# Request
Extract the lines that hold the string "Mean".

[START OF Given information]

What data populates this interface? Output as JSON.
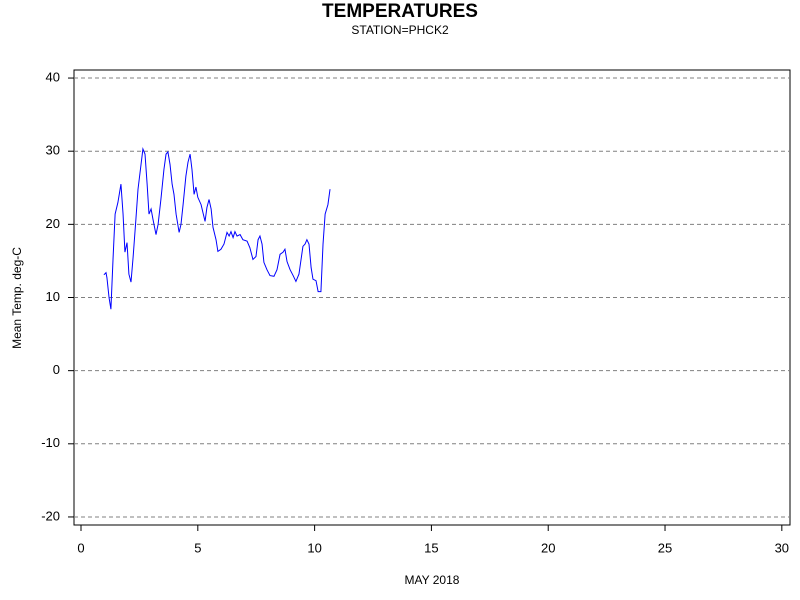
{
  "chart_data": {
    "type": "line",
    "title": "TEMPERATURES",
    "subtitle": "STATION=PHCK2",
    "x_label": "MAY 2018",
    "y_label": "Mean Temp. deg-C",
    "xlim": [
      -0.3,
      30.35
    ],
    "ylim": [
      -21.1,
      41.1
    ],
    "xticks": [
      0,
      5,
      10,
      15,
      20,
      25,
      30
    ],
    "yticks": [
      -20,
      -10,
      0,
      10,
      20,
      30,
      40
    ],
    "grid": true,
    "series": [
      {
        "name": "Mean Temp",
        "color": "#0000ff",
        "x": [
          0.98,
          1.07,
          1.11,
          1.2,
          1.28,
          1.37,
          1.46,
          1.58,
          1.71,
          1.8,
          1.88,
          1.97,
          2.05,
          2.14,
          2.23,
          2.35,
          2.44,
          2.57,
          2.65,
          2.74,
          2.83,
          2.91,
          3.0,
          3.08,
          3.21,
          3.3,
          3.42,
          3.55,
          3.64,
          3.72,
          3.81,
          3.9,
          3.98,
          4.07,
          4.2,
          4.28,
          4.37,
          4.49,
          4.58,
          4.67,
          4.75,
          4.84,
          4.92,
          5.0,
          5.14,
          5.22,
          5.31,
          5.39,
          5.48,
          5.57,
          5.65,
          5.78,
          5.86,
          5.99,
          6.12,
          6.25,
          6.34,
          6.42,
          6.51,
          6.59,
          6.68,
          6.81,
          6.93,
          7.11,
          7.23,
          7.36,
          7.49,
          7.58,
          7.66,
          7.75,
          7.83,
          7.96,
          8.09,
          8.26,
          8.39,
          8.52,
          8.65,
          8.73,
          8.82,
          8.95,
          9.08,
          9.2,
          9.33,
          9.42,
          9.5,
          9.59,
          9.67,
          9.76,
          9.85,
          9.93,
          10.06,
          10.15,
          10.27,
          10.36,
          10.45,
          10.57,
          10.66
        ],
        "values": [
          13.1,
          13.4,
          12.7,
          10,
          8.4,
          15.2,
          21.4,
          23,
          25.5,
          21.4,
          16.2,
          17.5,
          13.2,
          12.1,
          15.5,
          20.7,
          24.8,
          28.2,
          30.3,
          29.6,
          25.5,
          21.4,
          22.1,
          20.7,
          18.6,
          20,
          23.4,
          27.5,
          29.6,
          29.9,
          28.2,
          25.5,
          24.1,
          21.4,
          18.9,
          20,
          22.7,
          26.6,
          28.5,
          29.6,
          27.5,
          24.1,
          25.1,
          23.7,
          22.7,
          21.6,
          20.4,
          22.3,
          23.4,
          22.1,
          19.6,
          17.9,
          16.3,
          16.6,
          17.3,
          18.9,
          18.4,
          19,
          18.2,
          19,
          18.4,
          18.6,
          17.9,
          17.7,
          16.8,
          15.2,
          15.6,
          17.9,
          18.4,
          17.3,
          14.8,
          13.8,
          13,
          12.9,
          13.8,
          15.9,
          16.2,
          16.6,
          14.9,
          13.8,
          13,
          12.2,
          13.2,
          15.2,
          17,
          17.3,
          17.9,
          17.3,
          14.1,
          12.5,
          12.3,
          10.8,
          10.8,
          17.3,
          21.4,
          22.7,
          24.8
        ]
      }
    ]
  }
}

[END OF Given information]

# Written response
    "y_label": "Mean Temp. deg-C",
        "name": "Mean Temp",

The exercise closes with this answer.